[START OF SOURCE RECORDS]

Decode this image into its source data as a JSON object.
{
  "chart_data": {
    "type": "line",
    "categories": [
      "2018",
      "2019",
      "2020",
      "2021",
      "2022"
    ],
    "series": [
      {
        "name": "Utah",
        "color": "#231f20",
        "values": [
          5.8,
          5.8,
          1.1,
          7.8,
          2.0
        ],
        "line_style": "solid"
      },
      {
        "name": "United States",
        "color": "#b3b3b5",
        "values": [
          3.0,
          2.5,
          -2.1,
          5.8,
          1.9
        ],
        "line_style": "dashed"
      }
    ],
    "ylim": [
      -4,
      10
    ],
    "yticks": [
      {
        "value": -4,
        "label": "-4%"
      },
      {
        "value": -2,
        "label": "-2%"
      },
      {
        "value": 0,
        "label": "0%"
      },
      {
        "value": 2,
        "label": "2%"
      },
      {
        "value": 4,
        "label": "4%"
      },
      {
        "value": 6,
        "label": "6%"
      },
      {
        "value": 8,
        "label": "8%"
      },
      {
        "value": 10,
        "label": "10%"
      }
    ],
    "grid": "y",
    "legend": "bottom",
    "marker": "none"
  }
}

[END OF SOURCE RECORDS]

CHALLENGE: Please quote the records above exactly, without skipping a line.

SOLUTION:
Decode this image into its source data as a JSON object.
{
  "chart_data": {
    "type": "line",
    "categories": [
      "2018",
      "2019",
      "2020",
      "2021",
      "2022"
    ],
    "series": [
      {
        "name": "Utah",
        "color": "#231f20",
        "values": [
          5.8,
          5.8,
          1.1,
          7.8,
          2.0
        ],
        "line_style": "solid"
      },
      {
        "name": "United States",
        "color": "#b3b3b5",
        "values": [
          3.0,
          2.5,
          -2.1,
          5.8,
          1.9
        ],
        "line_style": "dashed"
      }
    ],
    "ylim": [
      -4,
      10
    ],
    "yticks": [
      {
        "value": -4,
        "label": "-4%"
      },
      {
        "value": -2,
        "label": "-2%"
      },
      {
        "value": 0,
        "label": "0%"
      },
      {
        "value": 2,
        "label": "2%"
      },
      {
        "value": 4,
        "label": "4%"
      },
      {
        "value": 6,
        "label": "6%"
      },
      {
        "value": 8,
        "label": "8%"
      },
      {
        "value": 10,
        "label": "10%"
      }
    ],
    "grid": "y",
    "legend": "bottom",
    "marker": "none"
  }
}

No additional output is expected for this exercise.